=== Record extracts ===

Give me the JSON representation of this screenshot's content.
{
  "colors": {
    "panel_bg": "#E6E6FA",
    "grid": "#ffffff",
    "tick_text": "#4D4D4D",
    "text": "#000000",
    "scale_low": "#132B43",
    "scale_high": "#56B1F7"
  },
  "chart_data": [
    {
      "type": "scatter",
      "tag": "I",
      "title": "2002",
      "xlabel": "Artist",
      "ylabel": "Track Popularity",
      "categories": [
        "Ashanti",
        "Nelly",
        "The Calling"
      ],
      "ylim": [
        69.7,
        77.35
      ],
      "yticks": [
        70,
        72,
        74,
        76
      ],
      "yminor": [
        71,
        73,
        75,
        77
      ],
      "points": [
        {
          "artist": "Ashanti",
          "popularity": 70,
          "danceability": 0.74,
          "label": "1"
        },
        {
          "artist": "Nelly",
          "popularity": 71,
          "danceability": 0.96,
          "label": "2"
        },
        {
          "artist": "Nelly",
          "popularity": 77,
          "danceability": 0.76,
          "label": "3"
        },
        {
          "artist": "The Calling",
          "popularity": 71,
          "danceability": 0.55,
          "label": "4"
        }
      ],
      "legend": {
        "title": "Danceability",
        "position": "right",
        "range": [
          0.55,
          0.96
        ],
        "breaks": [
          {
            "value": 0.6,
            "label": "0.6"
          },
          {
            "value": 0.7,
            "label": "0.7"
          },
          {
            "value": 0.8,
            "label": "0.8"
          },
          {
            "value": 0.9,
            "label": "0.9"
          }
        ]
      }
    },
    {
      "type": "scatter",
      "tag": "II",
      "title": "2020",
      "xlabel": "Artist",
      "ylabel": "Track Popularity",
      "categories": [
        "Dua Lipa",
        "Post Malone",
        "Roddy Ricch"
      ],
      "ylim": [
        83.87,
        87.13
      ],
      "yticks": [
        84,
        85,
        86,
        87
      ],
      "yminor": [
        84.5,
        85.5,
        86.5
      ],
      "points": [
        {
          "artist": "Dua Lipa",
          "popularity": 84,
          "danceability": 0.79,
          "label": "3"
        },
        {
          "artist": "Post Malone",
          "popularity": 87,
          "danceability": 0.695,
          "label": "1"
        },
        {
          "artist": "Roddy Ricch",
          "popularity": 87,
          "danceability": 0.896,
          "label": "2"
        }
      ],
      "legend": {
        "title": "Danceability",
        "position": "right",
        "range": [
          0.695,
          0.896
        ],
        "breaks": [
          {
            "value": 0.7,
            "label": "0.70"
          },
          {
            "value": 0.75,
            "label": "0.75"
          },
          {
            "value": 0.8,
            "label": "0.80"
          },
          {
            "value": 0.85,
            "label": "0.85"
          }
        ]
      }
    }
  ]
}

===

## Stated problem
Transcribe each entry exactly.

## Result below
Give me the JSON representation of this screenshot's content.
{
  "colors": {
    "panel_bg": "#E6E6FA",
    "grid": "#ffffff",
    "tick_text": "#4D4D4D",
    "text": "#000000",
    "scale_low": "#132B43",
    "scale_high": "#56B1F7"
  },
  "chart_data": [
    {
      "type": "scatter",
      "tag": "I",
      "title": "2002",
      "xlabel": "Artist",
      "ylabel": "Track Popularity",
      "categories": [
        "Ashanti",
        "Nelly",
        "The Calling"
      ],
      "ylim": [
        69.7,
        77.35
      ],
      "yticks": [
        70,
        72,
        74,
        76
      ],
      "yminor": [
        71,
        73,
        75,
        77
      ],
      "points": [
        {
          "artist": "Ashanti",
          "popularity": 70,
          "danceability": 0.74,
          "label": "1"
        },
        {
          "artist": "Nelly",
          "popularity": 71,
          "danceability": 0.96,
          "label": "2"
        },
        {
          "artist": "Nelly",
          "popularity": 77,
          "danceability": 0.76,
          "label": "3"
        },
        {
          "artist": "The Calling",
          "popularity": 71,
          "danceability": 0.55,
          "label": "4"
        }
      ],
      "legend": {
        "title": "Danceability",
        "position": "right",
        "range": [
          0.55,
          0.96
        ],
        "breaks": [
          {
            "value": 0.6,
            "label": "0.6"
          },
          {
            "value": 0.7,
            "label": "0.7"
          },
          {
            "value": 0.8,
            "label": "0.8"
          },
          {
            "value": 0.9,
            "label": "0.9"
          }
        ]
      }
    },
    {
      "type": "scatter",
      "tag": "II",
      "title": "2020",
      "xlabel": "Artist",
      "ylabel": "Track Popularity",
      "categories": [
        "Dua Lipa",
        "Post Malone",
        "Roddy Ricch"
      ],
      "ylim": [
        83.87,
        87.13
      ],
      "yticks": [
        84,
        85,
        86,
        87
      ],
      "yminor": [
        84.5,
        85.5,
        86.5
      ],
      "points": [
        {
          "artist": "Dua Lipa",
          "popularity": 84,
          "danceability": 0.79,
          "label": "3"
        },
        {
          "artist": "Post Malone",
          "popularity": 87,
          "danceability": 0.695,
          "label": "1"
        },
        {
          "artist": "Roddy Ricch",
          "popularity": 87,
          "danceability": 0.896,
          "label": "2"
        }
      ],
      "legend": {
        "title": "Danceability",
        "position": "right",
        "range": [
          0.695,
          0.896
        ],
        "breaks": [
          {
            "value": 0.7,
            "label": "0.70"
          },
          {
            "value": 0.75,
            "label": "0.75"
          },
          {
            "value": 0.8,
            "label": "0.80"
          },
          {
            "value": 0.85,
            "label": "0.85"
          }
        ]
      }
    }
  ]
}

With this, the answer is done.